**WHAT YOU HAVE TO DO**
All of the entries need to be written out again, exactly as they are.

=-=-=

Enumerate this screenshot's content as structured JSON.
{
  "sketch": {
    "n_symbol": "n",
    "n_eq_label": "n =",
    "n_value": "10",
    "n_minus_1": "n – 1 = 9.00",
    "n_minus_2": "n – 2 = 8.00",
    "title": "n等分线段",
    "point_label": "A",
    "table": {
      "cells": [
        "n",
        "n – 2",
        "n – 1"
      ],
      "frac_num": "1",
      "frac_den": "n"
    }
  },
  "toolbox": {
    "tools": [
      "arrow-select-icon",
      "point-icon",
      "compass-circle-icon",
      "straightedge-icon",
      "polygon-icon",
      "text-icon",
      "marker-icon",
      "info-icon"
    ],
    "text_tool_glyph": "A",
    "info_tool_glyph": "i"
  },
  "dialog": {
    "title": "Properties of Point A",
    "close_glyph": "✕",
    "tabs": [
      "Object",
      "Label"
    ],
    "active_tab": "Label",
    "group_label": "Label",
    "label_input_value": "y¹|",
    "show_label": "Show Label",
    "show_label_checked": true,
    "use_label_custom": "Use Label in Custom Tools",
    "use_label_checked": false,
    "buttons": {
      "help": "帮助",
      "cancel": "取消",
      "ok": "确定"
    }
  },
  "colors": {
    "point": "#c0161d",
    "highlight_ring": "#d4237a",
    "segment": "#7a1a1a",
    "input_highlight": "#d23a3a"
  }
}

=-=-=

**PROBLEM SOLUTION**
Enumerate this screenshot's content as structured JSON.
{
  "sketch": {
    "n_symbol": "n",
    "n_eq_label": "n =",
    "n_value": "10",
    "n_minus_1": "n – 1 = 9.00",
    "n_minus_2": "n – 2 = 8.00",
    "title": "n等分线段",
    "point_label": "A",
    "table": {
      "cells": [
        "n",
        "n – 2",
        "n – 1"
      ],
      "frac_num": "1",
      "frac_den": "n"
    }
  },
  "toolbox": {
    "tools": [
      "arrow-select-icon",
      "point-icon",
      "compass-circle-icon",
      "straightedge-icon",
      "polygon-icon",
      "text-icon",
      "marker-icon",
      "info-icon"
    ],
    "text_tool_glyph": "A",
    "info_tool_glyph": "i"
  },
  "dialog": {
    "title": "Properties of Point A",
    "close_glyph": "✕",
    "tabs": [
      "Object",
      "Label"
    ],
    "active_tab": "Label",
    "group_label": "Label",
    "label_input_value": "y¹|",
    "show_label": "Show Label",
    "show_label_checked": true,
    "use_label_custom": "Use Label in Custom Tools",
    "use_label_checked": false,
    "buttons": {
      "help": "帮助",
      "cancel": "取消",
      "ok": "确定"
    }
  },
  "colors": {
    "point": "#c0161d",
    "highlight_ring": "#d4237a",
    "segment": "#7a1a1a",
    "input_highlight": "#d23a3a"
  }
}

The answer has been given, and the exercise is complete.